Records:
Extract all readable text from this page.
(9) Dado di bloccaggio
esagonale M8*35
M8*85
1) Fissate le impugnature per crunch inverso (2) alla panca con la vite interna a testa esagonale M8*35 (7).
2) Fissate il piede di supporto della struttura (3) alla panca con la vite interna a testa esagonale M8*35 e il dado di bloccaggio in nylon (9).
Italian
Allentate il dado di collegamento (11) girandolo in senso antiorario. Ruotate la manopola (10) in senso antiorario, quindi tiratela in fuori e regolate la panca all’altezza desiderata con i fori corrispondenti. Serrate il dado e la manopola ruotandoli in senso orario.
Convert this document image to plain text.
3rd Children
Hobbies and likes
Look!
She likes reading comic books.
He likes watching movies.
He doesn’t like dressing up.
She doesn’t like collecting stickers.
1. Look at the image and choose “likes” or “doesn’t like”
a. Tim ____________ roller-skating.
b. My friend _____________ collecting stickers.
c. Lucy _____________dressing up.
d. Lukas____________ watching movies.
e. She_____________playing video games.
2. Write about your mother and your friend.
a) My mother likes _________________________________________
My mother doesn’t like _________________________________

...

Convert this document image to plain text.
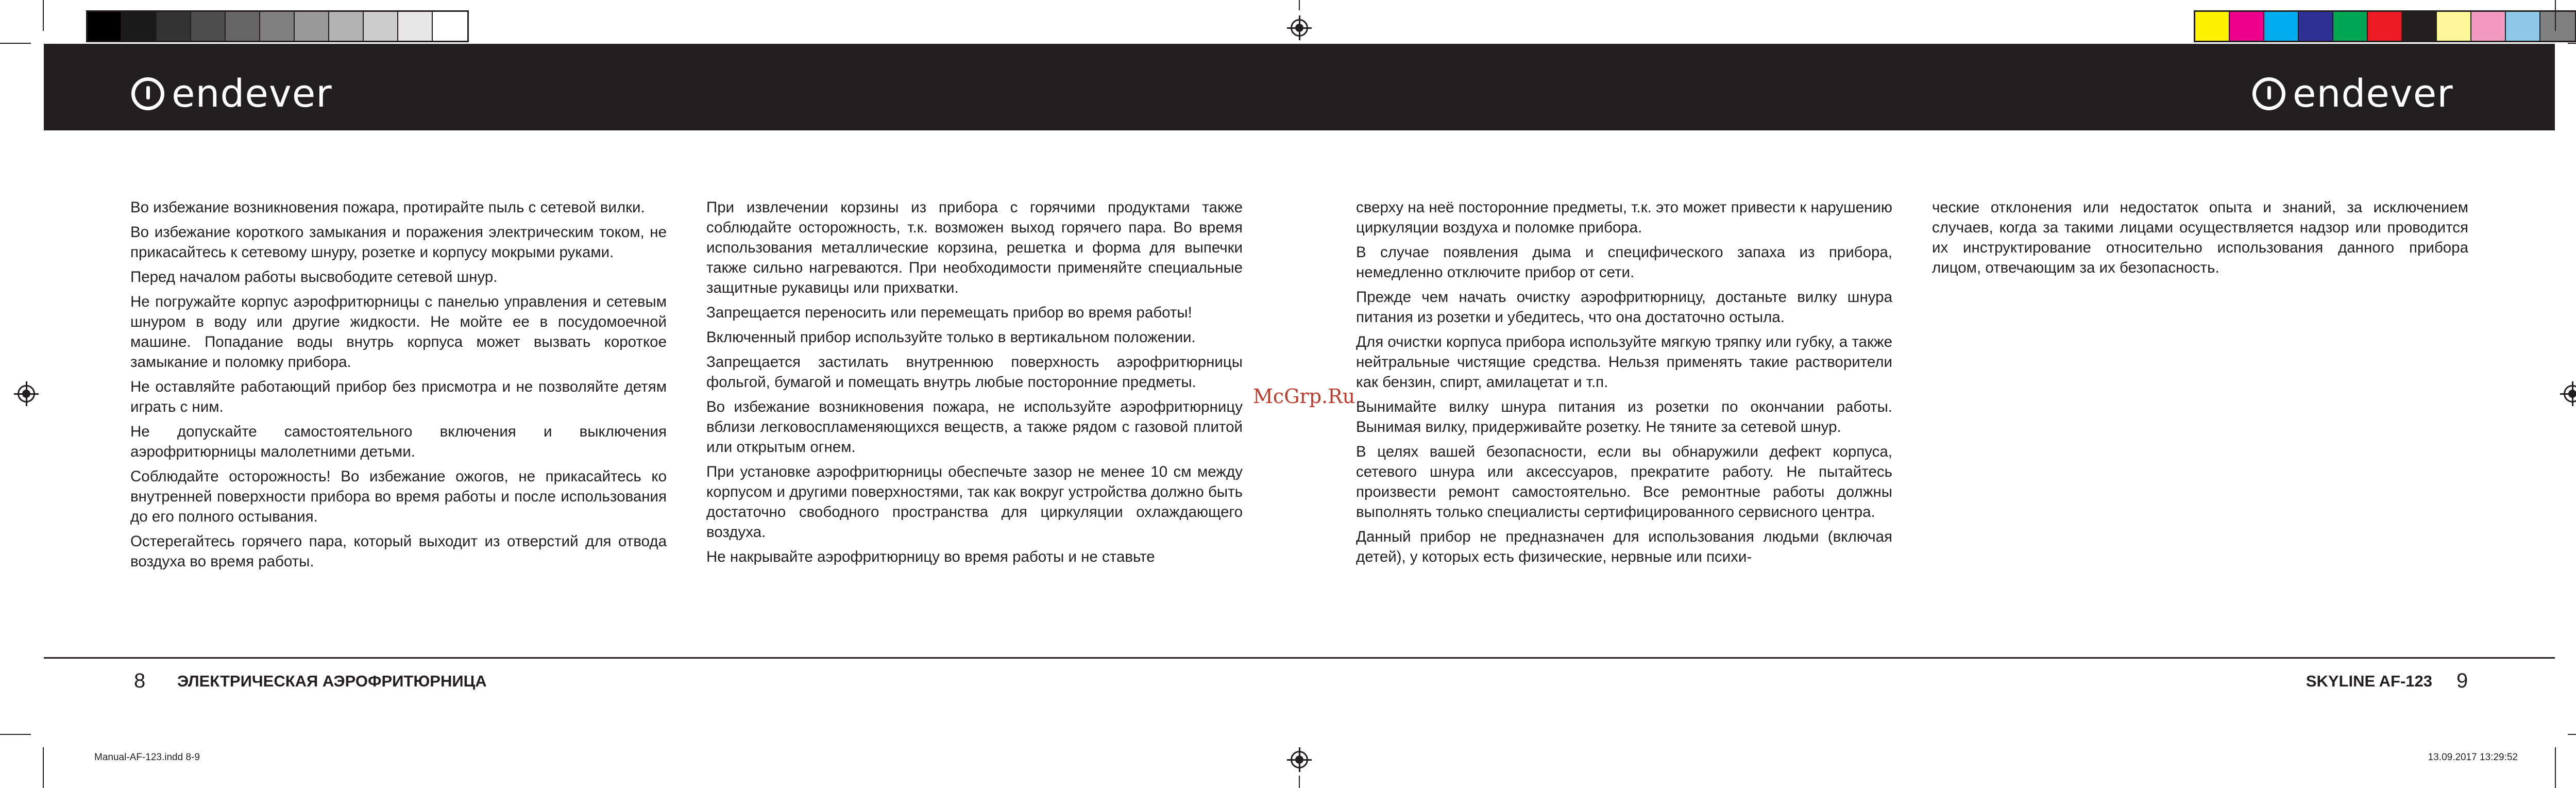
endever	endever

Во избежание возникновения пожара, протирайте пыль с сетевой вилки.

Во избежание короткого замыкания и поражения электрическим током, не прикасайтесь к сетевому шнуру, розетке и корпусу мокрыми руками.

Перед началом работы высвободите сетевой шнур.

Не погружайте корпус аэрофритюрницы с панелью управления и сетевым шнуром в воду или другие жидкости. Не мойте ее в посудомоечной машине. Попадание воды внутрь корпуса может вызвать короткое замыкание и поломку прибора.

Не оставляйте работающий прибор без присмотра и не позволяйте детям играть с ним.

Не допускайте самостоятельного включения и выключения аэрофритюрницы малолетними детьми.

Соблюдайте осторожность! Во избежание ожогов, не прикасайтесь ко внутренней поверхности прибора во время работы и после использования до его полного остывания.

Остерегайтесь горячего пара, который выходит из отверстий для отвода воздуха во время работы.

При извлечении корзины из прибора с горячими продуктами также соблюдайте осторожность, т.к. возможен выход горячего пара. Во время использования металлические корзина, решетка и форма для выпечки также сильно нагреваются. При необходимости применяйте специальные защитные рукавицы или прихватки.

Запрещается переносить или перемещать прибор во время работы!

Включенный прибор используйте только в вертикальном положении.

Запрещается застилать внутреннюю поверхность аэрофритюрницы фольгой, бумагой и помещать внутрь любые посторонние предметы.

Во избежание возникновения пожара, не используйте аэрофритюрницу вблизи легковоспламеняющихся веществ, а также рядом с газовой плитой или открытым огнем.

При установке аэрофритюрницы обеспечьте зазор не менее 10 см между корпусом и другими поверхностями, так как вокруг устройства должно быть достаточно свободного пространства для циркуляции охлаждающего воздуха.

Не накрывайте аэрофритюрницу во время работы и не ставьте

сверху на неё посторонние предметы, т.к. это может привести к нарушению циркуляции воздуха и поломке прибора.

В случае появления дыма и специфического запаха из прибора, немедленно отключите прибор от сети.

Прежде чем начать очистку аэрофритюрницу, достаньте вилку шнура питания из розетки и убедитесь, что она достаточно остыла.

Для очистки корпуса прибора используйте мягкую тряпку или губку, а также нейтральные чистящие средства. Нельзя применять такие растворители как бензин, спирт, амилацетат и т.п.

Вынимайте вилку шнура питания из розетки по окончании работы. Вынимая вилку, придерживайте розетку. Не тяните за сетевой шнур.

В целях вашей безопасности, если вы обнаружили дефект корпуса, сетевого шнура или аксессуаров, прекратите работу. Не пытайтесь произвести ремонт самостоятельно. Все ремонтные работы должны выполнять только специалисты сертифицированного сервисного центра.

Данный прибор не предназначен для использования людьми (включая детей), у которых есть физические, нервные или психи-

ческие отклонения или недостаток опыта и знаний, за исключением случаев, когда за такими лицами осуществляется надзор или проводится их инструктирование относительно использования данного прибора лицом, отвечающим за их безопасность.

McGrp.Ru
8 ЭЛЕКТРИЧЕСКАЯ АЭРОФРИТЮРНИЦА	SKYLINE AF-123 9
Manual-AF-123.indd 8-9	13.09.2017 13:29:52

__Stated problem__
In the entries above, identify every line with the word "возникновения". Copy those lines.

__Solved problem__
Во избежание возникновения пожара, протирайте пыль с сетевой вилки.
Во избежание возникновения пожара, не используйте аэрофритюрницу вблизи легковоспламеняющихся веществ, а также рядом с газовой плитой или открытым огнем.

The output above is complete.